--- BEGIN ---
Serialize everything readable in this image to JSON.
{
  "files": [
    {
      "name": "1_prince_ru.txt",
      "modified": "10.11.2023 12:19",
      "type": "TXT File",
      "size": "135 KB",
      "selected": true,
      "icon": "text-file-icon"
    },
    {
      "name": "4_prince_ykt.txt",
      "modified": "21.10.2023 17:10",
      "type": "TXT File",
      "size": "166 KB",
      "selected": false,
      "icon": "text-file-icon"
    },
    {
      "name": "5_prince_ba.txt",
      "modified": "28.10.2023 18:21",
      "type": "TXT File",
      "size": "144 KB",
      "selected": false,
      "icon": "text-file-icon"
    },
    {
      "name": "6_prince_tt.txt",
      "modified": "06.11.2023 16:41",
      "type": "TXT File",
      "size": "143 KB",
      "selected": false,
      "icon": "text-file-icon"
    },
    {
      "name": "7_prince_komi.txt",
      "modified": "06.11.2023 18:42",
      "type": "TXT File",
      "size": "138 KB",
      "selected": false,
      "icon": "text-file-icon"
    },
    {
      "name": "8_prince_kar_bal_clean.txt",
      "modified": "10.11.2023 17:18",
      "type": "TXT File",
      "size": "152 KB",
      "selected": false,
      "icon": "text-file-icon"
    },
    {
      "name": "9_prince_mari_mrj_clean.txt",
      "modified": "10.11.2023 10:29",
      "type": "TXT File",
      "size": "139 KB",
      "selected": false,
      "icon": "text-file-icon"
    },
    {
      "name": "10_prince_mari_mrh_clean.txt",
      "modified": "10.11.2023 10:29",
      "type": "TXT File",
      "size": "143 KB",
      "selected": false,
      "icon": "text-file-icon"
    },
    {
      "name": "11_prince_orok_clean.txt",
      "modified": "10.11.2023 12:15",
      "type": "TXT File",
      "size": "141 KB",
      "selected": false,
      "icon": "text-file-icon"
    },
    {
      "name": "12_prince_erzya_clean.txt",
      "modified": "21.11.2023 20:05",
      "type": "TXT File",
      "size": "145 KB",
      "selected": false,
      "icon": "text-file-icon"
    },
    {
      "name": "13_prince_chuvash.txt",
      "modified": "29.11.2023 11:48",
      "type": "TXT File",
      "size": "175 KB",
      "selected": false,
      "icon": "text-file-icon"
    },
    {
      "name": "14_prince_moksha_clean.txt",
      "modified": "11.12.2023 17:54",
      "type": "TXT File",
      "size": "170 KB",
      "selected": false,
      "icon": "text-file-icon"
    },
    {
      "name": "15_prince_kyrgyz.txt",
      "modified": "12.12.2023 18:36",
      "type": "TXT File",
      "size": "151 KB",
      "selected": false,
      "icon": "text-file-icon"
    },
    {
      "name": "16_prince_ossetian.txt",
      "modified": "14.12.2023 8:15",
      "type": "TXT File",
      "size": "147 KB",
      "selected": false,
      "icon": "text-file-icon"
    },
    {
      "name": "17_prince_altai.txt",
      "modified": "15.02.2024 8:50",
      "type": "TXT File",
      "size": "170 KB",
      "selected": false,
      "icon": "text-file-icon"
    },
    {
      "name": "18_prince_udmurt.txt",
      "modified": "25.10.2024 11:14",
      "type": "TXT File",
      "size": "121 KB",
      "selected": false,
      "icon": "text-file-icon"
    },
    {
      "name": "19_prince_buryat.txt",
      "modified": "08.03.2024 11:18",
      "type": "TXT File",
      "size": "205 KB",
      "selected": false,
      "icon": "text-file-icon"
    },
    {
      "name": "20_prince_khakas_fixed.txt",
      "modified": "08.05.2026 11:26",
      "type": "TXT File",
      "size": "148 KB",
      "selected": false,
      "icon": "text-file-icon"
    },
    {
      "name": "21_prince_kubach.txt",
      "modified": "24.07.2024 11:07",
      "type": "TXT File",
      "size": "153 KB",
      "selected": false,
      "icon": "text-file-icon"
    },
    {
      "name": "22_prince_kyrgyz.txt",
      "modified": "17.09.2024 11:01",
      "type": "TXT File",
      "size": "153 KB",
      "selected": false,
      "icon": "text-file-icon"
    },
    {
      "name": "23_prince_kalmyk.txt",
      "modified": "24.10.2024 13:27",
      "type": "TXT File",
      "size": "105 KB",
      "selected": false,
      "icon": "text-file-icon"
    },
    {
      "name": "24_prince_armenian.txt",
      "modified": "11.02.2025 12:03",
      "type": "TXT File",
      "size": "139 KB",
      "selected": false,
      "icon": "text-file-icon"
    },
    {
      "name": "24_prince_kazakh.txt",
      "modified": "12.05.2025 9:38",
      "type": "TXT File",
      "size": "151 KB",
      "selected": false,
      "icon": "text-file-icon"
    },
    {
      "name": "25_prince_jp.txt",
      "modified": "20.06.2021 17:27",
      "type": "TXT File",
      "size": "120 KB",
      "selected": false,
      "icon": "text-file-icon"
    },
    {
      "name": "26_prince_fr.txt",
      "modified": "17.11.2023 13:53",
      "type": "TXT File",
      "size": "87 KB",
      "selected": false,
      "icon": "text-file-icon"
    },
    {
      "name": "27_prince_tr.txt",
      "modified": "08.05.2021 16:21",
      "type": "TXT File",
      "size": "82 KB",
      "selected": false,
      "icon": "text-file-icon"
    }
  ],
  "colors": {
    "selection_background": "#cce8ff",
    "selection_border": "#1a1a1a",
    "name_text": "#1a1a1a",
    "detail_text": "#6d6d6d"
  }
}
--- END ---
**Task directions**
Every line above should be written out again exactly as it stands.

**Answer to this problem**
Serialize everything readable in this image to JSON.
{
  "files": [
    {
      "name": "1_prince_ru.txt",
      "modified": "10.11.2023 12:19",
      "type": "TXT File",
      "size": "135 KB",
      "selected": true,
      "icon": "text-file-icon"
    },
    {
      "name": "4_prince_ykt.txt",
      "modified": "21.10.2023 17:10",
      "type": "TXT File",
      "size": "166 KB",
      "selected": false,
      "icon": "text-file-icon"
    },
    {
      "name": "5_prince_ba.txt",
      "modified": "28.10.2023 18:21",
      "type": "TXT File",
      "size": "144 KB",
      "selected": false,
      "icon": "text-file-icon"
    },
    {
      "name": "6_prince_tt.txt",
      "modified": "06.11.2023 16:41",
      "type": "TXT File",
      "size": "143 KB",
      "selected": false,
      "icon": "text-file-icon"
    },
    {
      "name": "7_prince_komi.txt",
      "modified": "06.11.2023 18:42",
      "type": "TXT File",
      "size": "138 KB",
      "selected": false,
      "icon": "text-file-icon"
    },
    {
      "name": "8_prince_kar_bal_clean.txt",
      "modified": "10.11.2023 17:18",
      "type": "TXT File",
      "size": "152 KB",
      "selected": false,
      "icon": "text-file-icon"
    },
    {
      "name": "9_prince_mari_mrj_clean.txt",
      "modified": "10.11.2023 10:29",
      "type": "TXT File",
      "size": "139 KB",
      "selected": false,
      "icon": "text-file-icon"
    },
    {
      "name": "10_prince_mari_mrh_clean.txt",
      "modified": "10.11.2023 10:29",
      "type": "TXT File",
      "size": "143 KB",
      "selected": false,
      "icon": "text-file-icon"
    },
    {
      "name": "11_prince_orok_clean.txt",
      "modified": "10.11.2023 12:15",
      "type": "TXT File",
      "size": "141 KB",
      "selected": false,
      "icon": "text-file-icon"
    },
    {
      "name": "12_prince_erzya_clean.txt",
      "modified": "21.11.2023 20:05",
      "type": "TXT File",
      "size": "145 KB",
      "selected": false,
      "icon": "text-file-icon"
    },
    {
      "name": "13_prince_chuvash.txt",
      "modified": "29.11.2023 11:48",
      "type": "TXT File",
      "size": "175 KB",
      "selected": false,
      "icon": "text-file-icon"
    },
    {
      "name": "14_prince_moksha_clean.txt",
      "modified": "11.12.2023 17:54",
      "type": "TXT File",
      "size": "170 KB",
      "selected": false,
      "icon": "text-file-icon"
    },
    {
      "name": "15_prince_kyrgyz.txt",
      "modified": "12.12.2023 18:36",
      "type": "TXT File",
      "size": "151 KB",
      "selected": false,
      "icon": "text-file-icon"
    },
    {
      "name": "16_prince_ossetian.txt",
      "modified": "14.12.2023 8:15",
      "type": "TXT File",
      "size": "147 KB",
      "selected": false,
      "icon": "text-file-icon"
    },
    {
      "name": "17_prince_altai.txt",
      "modified": "15.02.2024 8:50",
      "type": "TXT File",
      "size": "170 KB",
      "selected": false,
      "icon": "text-file-icon"
    },
    {
      "name": "18_prince_udmurt.txt",
      "modified": "25.10.2024 11:14",
      "type": "TXT File",
      "size": "121 KB",
      "selected": false,
      "icon": "text-file-icon"
    },
    {
      "name": "19_prince_buryat.txt",
      "modified": "08.03.2024 11:18",
      "type": "TXT File",
      "size": "205 KB",
      "selected": false,
      "icon": "text-file-icon"
    },
    {
      "name": "20_prince_khakas_fixed.txt",
      "modified": "08.05.2026 11:26",
      "type": "TXT File",
      "size": "148 KB",
      "selected": false,
      "icon": "text-file-icon"
    },
    {
      "name": "21_prince_kubach.txt",
      "modified": "24.07.2024 11:07",
      "type": "TXT File",
      "size": "153 KB",
      "selected": false,
      "icon": "text-file-icon"
    },
    {
      "name": "22_prince_kyrgyz.txt",
      "modified": "17.09.2024 11:01",
      "type": "TXT File",
      "size": "153 KB",
      "selected": false,
      "icon": "text-file-icon"
    },
    {
      "name": "23_prince_kalmyk.txt",
      "modified": "24.10.2024 13:27",
      "type": "TXT File",
      "size": "105 KB",
      "selected": false,
      "icon": "text-file-icon"
    },
    {
      "name": "24_prince_armenian.txt",
      "modified": "11.02.2025 12:03",
      "type": "TXT File",
      "size": "139 KB",
      "selected": false,
      "icon": "text-file-icon"
    },
    {
      "name": "24_prince_kazakh.txt",
      "modified": "12.05.2025 9:38",
      "type": "TXT File",
      "size": "151 KB",
      "selected": false,
      "icon": "text-file-icon"
    },
    {
      "name": "25_prince_jp.txt",
      "modified": "20.06.2021 17:27",
      "type": "TXT File",
      "size": "120 KB",
      "selected": false,
      "icon": "text-file-icon"
    },
    {
      "name": "26_prince_fr.txt",
      "modified": "17.11.2023 13:53",
      "type": "TXT File",
      "size": "87 KB",
      "selected": false,
      "icon": "text-file-icon"
    },
    {
      "name": "27_prince_tr.txt",
      "modified": "08.05.2021 16:21",
      "type": "TXT File",
      "size": "82 KB",
      "selected": false,
      "icon": "text-file-icon"
    }
  ],
  "colors": {
    "selection_background": "#cce8ff",
    "selection_border": "#1a1a1a",
    "name_text": "#1a1a1a",
    "detail_text": "#6d6d6d"
  }
}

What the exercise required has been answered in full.